■ What you should do
Print the data exactly, leaving nothing out.

■ The input
=-=-=

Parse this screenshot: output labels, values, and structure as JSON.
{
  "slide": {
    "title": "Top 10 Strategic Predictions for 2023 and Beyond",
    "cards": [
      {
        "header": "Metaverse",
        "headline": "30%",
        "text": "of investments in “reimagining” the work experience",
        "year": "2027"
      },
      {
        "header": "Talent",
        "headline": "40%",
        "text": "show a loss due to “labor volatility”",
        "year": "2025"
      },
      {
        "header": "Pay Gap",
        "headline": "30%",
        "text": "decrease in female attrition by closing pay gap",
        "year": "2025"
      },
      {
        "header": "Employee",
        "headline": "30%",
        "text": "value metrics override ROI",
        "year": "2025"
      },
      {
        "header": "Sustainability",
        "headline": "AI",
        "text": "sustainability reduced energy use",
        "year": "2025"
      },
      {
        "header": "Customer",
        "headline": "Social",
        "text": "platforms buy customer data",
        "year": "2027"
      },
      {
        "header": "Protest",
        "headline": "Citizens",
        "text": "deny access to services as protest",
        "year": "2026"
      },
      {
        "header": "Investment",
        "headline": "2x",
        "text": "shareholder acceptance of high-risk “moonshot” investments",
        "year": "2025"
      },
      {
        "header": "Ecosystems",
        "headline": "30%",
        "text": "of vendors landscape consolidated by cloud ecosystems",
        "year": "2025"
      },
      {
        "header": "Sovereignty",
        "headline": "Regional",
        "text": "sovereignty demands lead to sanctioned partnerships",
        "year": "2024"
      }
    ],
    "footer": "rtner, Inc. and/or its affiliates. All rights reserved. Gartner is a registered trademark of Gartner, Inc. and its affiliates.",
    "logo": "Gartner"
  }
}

=-=-=

■ Response to this task
Parse this screenshot: output labels, values, and structure as JSON.
{
  "slide": {
    "title": "Top 10 Strategic Predictions for 2023 and Beyond",
    "cards": [
      {
        "header": "Metaverse",
        "headline": "30%",
        "text": "of investments in “reimagining” the work experience",
        "year": "2027"
      },
      {
        "header": "Talent",
        "headline": "40%",
        "text": "show a loss due to “labor volatility”",
        "year": "2025"
      },
      {
        "header": "Pay Gap",
        "headline": "30%",
        "text": "decrease in female attrition by closing pay gap",
        "year": "2025"
      },
      {
        "header": "Employee",
        "headline": "30%",
        "text": "value metrics override ROI",
        "year": "2025"
      },
      {
        "header": "Sustainability",
        "headline": "AI",
        "text": "sustainability reduced energy use",
        "year": "2025"
      },
      {
        "header": "Customer",
        "headline": "Social",
        "text": "platforms buy customer data",
        "year": "2027"
      },
      {
        "header": "Protest",
        "headline": "Citizens",
        "text": "deny access to services as protest",
        "year": "2026"
      },
      {
        "header": "Investment",
        "headline": "2x",
        "text": "shareholder acceptance of high-risk “moonshot” investments",
        "year": "2025"
      },
      {
        "header": "Ecosystems",
        "headline": "30%",
        "text": "of vendors landscape consolidated by cloud ecosystems",
        "year": "2025"
      },
      {
        "header": "Sovereignty",
        "headline": "Regional",
        "text": "sovereignty demands lead to sanctioned partnerships",
        "year": "2024"
      }
    ],
    "footer": "rtner, Inc. and/or its affiliates. All rights reserved. Gartner is a registered trademark of Gartner, Inc. and its affiliates.",
    "logo": "Gartner"
  }
}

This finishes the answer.